[start]

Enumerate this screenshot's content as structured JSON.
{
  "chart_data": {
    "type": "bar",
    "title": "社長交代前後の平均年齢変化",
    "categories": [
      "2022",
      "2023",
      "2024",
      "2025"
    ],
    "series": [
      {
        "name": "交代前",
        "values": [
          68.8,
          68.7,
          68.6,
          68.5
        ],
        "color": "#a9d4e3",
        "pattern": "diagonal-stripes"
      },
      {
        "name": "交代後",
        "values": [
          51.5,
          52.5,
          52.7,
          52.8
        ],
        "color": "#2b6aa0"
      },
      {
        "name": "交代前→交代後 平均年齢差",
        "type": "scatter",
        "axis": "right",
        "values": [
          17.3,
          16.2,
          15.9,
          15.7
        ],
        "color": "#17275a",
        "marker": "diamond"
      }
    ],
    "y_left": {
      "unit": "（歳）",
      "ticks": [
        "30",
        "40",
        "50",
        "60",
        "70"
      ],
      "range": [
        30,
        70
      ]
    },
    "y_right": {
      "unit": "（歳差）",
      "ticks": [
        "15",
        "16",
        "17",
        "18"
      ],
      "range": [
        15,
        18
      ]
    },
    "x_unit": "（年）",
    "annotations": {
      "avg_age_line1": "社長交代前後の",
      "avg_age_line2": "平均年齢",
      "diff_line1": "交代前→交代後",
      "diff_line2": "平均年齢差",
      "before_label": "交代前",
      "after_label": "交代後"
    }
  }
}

[end]

[What you should do]: Extract each line of the material exactly as it stands.

[Solution to this problem]:
Enumerate this screenshot's content as structured JSON.
{
  "chart_data": {
    "type": "bar",
    "title": "社長交代前後の平均年齢変化",
    "categories": [
      "2022",
      "2023",
      "2024",
      "2025"
    ],
    "series": [
      {
        "name": "交代前",
        "values": [
          68.8,
          68.7,
          68.6,
          68.5
        ],
        "color": "#a9d4e3",
        "pattern": "diagonal-stripes"
      },
      {
        "name": "交代後",
        "values": [
          51.5,
          52.5,
          52.7,
          52.8
        ],
        "color": "#2b6aa0"
      },
      {
        "name": "交代前→交代後 平均年齢差",
        "type": "scatter",
        "axis": "right",
        "values": [
          17.3,
          16.2,
          15.9,
          15.7
        ],
        "color": "#17275a",
        "marker": "diamond"
      }
    ],
    "y_left": {
      "unit": "（歳）",
      "ticks": [
        "30",
        "40",
        "50",
        "60",
        "70"
      ],
      "range": [
        30,
        70
      ]
    },
    "y_right": {
      "unit": "（歳差）",
      "ticks": [
        "15",
        "16",
        "17",
        "18"
      ],
      "range": [
        15,
        18
      ]
    },
    "x_unit": "（年）",
    "annotations": {
      "avg_age_line1": "社長交代前後の",
      "avg_age_line2": "平均年齢",
      "diff_line1": "交代前→交代後",
      "diff_line2": "平均年齢差",
      "before_label": "交代前",
      "after_label": "交代後"
    }
  }
}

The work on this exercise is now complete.